■ What is expected
Show every line in the entries below where the word "Internet" appears.

>> begin Listed records

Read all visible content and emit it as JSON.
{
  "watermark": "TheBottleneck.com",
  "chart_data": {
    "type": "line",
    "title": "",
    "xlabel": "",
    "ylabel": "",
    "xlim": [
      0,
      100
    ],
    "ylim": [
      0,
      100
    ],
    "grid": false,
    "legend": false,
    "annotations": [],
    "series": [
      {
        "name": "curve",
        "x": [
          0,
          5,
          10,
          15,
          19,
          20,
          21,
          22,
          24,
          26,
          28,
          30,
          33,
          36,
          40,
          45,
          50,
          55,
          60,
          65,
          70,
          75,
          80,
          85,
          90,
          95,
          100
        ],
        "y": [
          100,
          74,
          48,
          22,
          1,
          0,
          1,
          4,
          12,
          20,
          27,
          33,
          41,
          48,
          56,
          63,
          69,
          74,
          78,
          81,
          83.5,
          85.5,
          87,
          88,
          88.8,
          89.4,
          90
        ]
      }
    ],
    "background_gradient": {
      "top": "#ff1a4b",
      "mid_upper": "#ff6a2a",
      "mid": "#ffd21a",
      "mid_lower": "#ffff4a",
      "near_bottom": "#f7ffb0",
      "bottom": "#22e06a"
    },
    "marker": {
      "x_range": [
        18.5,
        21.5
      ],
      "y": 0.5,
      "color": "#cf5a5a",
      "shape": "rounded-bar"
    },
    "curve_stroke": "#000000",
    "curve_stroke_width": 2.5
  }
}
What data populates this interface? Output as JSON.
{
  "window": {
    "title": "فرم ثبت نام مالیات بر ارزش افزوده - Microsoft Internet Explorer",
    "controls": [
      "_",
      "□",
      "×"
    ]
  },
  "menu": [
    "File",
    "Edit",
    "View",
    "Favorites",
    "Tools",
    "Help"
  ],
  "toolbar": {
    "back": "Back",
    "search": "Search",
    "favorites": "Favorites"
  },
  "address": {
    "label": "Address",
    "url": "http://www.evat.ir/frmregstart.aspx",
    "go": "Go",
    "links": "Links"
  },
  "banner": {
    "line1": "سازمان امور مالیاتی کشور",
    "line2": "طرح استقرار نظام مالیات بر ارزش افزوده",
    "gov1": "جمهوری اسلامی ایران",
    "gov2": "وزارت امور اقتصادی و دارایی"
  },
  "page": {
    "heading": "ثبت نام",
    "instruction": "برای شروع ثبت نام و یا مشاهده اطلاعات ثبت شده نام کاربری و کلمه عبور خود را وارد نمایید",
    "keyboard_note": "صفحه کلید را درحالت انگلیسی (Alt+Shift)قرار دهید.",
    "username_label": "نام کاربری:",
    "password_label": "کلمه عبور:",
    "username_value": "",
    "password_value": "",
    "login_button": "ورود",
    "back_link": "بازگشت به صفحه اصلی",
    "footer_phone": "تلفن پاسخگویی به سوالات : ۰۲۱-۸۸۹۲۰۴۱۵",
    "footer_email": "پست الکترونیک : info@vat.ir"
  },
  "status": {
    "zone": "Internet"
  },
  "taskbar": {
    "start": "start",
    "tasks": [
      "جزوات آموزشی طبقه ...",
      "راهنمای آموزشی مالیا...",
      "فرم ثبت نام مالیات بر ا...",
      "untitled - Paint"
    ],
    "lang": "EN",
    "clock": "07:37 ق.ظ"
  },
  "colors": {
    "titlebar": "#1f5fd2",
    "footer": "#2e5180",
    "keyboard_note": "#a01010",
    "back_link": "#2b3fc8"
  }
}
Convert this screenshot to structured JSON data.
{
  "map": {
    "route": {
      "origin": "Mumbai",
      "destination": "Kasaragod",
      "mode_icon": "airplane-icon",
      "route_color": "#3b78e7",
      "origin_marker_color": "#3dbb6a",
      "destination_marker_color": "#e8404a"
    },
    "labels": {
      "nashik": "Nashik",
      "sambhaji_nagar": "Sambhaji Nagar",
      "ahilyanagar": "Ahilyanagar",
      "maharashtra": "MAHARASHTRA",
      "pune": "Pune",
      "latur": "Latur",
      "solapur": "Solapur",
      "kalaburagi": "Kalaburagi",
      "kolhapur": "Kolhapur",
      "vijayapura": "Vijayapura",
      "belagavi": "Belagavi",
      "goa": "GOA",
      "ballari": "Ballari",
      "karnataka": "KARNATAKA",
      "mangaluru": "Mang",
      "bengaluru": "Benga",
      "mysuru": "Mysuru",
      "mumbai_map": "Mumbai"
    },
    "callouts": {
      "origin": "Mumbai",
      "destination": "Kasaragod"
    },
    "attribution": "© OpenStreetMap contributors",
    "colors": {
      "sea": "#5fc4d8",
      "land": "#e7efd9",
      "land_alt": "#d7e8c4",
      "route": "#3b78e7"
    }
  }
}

>> end Listed records

■ Final answer
    "title": "فرم ثبت نام مالیات بر ارزش افزوده - Microsoft Internet Explorer",
    "zone": "Internet"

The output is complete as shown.